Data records
+ + + +
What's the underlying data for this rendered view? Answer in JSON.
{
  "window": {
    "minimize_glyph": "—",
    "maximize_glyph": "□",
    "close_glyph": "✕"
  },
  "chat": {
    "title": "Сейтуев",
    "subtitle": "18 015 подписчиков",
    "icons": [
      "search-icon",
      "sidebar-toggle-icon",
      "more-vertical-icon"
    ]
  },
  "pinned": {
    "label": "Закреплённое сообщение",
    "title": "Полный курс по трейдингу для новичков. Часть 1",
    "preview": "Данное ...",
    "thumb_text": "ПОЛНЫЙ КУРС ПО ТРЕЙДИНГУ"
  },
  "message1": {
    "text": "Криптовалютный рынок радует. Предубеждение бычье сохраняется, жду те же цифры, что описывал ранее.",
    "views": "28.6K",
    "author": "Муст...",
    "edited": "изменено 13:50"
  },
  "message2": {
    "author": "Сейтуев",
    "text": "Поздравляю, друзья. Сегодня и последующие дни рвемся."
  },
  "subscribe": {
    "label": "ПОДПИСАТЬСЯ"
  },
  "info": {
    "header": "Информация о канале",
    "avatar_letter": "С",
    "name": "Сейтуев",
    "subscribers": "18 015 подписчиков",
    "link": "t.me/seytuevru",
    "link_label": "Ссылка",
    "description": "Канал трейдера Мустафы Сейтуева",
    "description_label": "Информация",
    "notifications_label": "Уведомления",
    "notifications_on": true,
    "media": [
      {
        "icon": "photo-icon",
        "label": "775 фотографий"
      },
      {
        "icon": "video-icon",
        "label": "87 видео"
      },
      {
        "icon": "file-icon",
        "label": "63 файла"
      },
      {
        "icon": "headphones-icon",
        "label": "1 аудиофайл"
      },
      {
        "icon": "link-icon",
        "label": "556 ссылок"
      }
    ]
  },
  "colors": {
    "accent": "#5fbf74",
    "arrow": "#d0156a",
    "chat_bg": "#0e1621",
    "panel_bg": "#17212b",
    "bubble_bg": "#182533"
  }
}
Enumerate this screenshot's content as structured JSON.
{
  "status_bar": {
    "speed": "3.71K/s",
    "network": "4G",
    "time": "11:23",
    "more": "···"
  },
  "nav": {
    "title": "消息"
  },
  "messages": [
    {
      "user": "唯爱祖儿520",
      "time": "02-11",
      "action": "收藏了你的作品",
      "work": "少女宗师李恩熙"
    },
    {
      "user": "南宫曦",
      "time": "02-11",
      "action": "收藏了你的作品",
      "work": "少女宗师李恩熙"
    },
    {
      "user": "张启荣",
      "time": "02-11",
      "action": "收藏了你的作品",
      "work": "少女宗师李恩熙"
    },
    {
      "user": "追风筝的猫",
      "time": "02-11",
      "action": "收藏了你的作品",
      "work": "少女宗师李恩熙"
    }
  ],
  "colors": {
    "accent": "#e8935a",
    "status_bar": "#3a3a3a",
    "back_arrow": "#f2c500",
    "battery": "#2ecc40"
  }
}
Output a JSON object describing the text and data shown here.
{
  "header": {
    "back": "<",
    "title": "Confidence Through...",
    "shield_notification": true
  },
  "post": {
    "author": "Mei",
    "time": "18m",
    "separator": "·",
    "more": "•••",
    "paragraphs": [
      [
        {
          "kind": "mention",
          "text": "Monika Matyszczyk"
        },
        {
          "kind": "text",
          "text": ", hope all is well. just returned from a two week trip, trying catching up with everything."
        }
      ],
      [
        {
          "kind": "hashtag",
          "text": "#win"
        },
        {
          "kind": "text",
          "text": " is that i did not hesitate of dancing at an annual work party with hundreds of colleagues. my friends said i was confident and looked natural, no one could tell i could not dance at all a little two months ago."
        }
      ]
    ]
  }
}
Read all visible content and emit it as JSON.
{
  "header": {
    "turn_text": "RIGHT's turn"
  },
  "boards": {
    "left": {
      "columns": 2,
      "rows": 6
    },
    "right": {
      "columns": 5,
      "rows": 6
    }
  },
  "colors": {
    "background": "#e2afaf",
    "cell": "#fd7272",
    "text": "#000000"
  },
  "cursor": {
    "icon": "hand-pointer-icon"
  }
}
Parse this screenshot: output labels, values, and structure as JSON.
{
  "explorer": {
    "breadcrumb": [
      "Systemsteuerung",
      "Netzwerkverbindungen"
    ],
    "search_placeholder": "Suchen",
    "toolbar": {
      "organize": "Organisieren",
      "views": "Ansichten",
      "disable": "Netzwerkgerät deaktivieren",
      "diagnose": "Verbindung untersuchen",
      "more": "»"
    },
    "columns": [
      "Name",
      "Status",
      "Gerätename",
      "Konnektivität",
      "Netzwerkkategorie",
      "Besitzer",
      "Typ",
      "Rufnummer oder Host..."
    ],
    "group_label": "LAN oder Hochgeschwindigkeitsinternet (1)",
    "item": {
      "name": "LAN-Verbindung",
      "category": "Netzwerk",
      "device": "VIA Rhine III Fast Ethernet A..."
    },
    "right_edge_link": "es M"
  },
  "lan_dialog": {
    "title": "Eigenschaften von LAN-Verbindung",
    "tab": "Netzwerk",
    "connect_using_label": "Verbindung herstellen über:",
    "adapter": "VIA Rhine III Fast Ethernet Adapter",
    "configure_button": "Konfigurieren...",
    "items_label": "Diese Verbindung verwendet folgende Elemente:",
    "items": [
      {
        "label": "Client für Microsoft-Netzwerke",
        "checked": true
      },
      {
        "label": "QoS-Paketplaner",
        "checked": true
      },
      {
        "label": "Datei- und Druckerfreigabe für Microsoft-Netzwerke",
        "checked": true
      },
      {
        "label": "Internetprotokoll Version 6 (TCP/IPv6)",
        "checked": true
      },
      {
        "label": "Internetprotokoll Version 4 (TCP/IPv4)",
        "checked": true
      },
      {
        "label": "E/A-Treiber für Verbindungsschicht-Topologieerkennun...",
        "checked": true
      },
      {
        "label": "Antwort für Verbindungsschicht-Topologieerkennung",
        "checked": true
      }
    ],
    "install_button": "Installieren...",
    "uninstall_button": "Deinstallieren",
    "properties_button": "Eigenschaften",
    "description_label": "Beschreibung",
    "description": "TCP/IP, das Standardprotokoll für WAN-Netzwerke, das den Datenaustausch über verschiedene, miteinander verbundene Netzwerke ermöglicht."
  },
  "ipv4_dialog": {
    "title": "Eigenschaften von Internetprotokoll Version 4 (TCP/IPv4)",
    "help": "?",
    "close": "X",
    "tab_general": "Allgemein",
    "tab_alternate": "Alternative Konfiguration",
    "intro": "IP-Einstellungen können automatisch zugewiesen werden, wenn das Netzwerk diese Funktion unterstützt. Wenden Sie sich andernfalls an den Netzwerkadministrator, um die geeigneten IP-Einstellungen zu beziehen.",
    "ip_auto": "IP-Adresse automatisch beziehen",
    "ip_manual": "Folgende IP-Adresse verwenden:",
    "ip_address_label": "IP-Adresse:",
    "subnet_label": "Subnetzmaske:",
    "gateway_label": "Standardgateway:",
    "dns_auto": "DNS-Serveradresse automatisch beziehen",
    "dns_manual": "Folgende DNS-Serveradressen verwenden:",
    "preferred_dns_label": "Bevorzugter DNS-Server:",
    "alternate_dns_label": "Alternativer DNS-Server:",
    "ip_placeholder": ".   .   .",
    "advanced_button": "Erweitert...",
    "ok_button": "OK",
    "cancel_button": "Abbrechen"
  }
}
+ + + +
# Your instructions:
Copy all the lines above that hold the string "with".

# Result for this task:
          "text": ", hope all is well. just returned from a two week trip, trying catching up with everything."
          "text": " is that i did not hesitate of dancing at an annual work party with hundreds of colleagues. my friends said i was confident and looked natural, no one could tell i could not dance at all a little two months ago."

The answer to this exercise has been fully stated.